» Aim:
In the entries that follow, count each line containing "source" and state the total, nothing more.

» Records for this exercise:
++++++++
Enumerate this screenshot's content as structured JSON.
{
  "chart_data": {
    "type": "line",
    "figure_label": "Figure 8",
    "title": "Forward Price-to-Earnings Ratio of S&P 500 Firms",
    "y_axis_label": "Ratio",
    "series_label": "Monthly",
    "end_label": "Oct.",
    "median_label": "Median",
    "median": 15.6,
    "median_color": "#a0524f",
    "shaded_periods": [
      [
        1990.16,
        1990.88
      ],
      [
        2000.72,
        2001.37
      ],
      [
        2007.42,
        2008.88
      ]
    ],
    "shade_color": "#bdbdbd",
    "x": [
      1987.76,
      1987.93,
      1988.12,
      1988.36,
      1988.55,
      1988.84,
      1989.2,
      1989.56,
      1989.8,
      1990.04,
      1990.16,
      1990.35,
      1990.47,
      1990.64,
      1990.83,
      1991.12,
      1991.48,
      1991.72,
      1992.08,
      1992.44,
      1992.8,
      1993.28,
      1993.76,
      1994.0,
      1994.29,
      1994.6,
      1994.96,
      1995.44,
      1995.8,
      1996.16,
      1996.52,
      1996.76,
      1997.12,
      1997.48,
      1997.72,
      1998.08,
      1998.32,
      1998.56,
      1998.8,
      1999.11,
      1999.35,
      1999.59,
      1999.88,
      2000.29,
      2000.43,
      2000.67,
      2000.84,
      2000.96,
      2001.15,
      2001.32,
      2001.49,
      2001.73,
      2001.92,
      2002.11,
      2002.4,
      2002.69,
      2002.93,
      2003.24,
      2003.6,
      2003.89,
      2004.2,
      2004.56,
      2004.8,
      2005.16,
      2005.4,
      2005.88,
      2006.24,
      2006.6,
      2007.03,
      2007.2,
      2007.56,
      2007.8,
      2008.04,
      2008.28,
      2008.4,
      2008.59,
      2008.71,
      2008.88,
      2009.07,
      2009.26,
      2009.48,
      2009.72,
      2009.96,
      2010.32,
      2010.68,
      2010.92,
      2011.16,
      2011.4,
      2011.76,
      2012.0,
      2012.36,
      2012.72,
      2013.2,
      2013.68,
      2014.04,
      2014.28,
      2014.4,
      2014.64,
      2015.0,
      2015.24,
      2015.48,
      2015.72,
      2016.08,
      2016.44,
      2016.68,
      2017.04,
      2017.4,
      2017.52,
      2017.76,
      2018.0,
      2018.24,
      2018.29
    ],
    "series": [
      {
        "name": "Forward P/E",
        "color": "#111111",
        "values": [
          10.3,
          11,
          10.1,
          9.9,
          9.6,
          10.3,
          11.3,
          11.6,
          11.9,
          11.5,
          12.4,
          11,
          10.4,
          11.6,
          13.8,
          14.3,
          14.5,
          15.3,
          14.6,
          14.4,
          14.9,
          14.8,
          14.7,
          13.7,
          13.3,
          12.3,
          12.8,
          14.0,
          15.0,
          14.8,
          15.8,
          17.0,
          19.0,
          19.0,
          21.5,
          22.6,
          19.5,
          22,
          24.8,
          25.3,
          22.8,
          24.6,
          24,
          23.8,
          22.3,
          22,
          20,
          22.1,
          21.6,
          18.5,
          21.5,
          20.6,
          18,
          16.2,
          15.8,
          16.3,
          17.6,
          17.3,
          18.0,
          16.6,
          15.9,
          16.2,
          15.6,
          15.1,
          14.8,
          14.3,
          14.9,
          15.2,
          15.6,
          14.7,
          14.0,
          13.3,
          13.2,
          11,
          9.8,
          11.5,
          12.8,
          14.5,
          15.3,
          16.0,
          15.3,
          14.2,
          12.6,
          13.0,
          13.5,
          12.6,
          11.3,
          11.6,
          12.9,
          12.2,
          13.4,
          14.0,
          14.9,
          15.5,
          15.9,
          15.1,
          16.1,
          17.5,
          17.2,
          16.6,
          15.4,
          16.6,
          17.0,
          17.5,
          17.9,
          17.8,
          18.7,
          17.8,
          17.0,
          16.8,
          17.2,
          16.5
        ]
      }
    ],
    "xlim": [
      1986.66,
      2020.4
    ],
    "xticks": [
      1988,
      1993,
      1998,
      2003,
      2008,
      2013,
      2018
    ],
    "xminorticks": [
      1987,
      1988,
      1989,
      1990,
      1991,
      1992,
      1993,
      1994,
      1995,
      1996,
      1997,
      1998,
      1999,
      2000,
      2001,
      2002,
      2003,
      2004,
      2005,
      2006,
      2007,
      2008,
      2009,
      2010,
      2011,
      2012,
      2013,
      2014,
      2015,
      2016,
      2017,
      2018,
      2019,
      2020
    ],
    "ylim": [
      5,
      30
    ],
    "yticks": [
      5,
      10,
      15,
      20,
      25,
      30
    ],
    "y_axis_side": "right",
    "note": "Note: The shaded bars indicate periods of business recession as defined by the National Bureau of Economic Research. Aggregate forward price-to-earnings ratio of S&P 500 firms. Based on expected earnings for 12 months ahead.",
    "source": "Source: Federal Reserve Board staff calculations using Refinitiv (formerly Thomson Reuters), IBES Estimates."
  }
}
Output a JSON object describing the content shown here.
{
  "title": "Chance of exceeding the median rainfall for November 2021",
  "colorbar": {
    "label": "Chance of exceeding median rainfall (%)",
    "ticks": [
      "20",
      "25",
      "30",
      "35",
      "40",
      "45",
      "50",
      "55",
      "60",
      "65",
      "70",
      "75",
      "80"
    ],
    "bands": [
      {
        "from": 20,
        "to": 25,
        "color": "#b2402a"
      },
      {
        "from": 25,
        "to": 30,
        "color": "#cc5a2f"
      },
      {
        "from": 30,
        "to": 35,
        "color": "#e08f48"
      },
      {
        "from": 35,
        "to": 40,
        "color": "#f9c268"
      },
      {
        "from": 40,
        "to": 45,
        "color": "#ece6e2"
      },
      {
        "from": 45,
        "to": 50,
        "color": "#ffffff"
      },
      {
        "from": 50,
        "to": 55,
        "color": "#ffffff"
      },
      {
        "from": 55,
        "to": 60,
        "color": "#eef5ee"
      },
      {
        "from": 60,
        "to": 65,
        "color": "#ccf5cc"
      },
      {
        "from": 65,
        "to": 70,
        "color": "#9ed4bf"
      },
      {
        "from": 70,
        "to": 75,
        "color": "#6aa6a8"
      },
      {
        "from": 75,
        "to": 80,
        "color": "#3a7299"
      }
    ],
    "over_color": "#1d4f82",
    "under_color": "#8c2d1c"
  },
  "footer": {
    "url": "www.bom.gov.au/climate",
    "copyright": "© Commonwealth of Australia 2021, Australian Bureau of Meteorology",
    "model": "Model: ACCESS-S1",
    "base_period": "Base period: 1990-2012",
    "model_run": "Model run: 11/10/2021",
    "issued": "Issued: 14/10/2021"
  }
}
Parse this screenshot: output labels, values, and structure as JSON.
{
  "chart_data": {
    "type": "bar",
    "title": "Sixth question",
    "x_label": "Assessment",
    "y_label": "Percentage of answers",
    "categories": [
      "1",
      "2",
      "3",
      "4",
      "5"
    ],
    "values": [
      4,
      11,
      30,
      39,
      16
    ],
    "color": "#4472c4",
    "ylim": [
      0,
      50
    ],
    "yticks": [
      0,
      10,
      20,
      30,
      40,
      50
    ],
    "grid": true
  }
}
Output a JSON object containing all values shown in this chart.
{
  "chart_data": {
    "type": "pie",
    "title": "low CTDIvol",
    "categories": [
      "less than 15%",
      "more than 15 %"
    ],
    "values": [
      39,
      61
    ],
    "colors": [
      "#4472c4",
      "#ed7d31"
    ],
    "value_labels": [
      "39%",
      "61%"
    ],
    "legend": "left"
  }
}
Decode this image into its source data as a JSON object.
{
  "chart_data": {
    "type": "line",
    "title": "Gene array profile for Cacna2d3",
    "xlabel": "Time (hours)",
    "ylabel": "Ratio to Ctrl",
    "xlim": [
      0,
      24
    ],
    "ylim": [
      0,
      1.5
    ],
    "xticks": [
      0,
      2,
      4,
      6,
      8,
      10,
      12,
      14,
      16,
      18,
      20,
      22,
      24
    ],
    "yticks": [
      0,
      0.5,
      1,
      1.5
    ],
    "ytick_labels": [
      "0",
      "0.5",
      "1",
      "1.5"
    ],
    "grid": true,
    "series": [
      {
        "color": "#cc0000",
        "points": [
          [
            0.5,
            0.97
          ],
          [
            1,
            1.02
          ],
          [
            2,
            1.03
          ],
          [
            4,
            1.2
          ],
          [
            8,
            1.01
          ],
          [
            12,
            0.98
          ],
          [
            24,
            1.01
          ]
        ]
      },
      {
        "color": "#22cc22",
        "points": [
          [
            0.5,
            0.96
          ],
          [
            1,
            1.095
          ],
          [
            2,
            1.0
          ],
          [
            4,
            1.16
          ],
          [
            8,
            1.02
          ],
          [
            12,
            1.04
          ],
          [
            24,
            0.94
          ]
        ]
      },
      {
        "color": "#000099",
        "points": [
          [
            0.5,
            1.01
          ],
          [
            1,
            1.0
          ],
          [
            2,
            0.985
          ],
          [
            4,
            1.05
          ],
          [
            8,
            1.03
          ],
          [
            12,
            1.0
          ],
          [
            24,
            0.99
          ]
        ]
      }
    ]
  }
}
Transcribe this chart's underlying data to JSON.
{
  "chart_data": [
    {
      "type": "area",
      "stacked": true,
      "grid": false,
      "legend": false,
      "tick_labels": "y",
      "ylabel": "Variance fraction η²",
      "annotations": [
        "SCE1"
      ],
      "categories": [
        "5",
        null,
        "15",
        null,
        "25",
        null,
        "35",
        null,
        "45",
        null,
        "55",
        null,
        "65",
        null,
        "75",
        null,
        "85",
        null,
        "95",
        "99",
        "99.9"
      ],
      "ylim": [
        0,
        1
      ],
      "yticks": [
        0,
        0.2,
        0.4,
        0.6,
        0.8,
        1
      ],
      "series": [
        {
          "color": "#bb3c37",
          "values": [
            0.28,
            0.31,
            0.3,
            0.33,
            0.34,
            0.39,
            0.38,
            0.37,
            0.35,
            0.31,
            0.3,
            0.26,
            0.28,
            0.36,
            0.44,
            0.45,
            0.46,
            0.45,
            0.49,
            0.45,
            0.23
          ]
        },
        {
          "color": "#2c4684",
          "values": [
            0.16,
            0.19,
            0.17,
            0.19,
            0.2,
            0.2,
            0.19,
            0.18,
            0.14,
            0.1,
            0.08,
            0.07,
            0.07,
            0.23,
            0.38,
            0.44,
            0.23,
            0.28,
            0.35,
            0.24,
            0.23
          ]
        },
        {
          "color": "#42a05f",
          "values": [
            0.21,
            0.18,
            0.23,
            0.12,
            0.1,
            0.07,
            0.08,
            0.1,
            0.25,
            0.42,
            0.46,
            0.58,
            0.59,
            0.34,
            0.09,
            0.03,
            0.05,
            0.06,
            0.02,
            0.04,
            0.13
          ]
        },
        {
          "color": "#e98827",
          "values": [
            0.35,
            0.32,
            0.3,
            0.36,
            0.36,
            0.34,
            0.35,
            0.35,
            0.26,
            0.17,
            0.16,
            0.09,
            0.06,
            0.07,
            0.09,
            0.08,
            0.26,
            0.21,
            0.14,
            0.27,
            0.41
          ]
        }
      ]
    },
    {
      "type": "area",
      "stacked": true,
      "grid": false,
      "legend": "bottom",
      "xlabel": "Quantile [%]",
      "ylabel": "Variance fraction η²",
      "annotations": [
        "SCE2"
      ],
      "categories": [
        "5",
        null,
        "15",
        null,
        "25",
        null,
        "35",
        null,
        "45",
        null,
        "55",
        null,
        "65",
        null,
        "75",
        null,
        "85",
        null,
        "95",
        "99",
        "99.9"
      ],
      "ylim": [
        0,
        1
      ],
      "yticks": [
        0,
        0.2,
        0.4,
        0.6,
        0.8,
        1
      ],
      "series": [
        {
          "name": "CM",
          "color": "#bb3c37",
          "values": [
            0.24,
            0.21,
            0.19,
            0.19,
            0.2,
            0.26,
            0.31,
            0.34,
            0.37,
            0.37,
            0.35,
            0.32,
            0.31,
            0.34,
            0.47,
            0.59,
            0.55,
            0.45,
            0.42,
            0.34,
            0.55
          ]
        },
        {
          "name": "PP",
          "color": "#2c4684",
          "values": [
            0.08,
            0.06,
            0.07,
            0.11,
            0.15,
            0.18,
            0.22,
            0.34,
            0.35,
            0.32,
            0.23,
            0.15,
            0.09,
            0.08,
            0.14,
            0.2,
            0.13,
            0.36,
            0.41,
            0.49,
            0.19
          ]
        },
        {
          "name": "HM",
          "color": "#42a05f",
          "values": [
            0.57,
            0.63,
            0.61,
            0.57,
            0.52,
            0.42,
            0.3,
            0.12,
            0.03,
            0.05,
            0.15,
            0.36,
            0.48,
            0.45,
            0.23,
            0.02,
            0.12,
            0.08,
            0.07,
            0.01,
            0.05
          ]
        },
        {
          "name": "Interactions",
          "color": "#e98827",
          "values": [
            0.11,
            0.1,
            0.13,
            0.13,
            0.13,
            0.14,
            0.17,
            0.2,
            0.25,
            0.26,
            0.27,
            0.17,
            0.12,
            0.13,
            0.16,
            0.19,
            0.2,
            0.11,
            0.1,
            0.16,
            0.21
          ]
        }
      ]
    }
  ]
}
++++++++
» Written answer:
2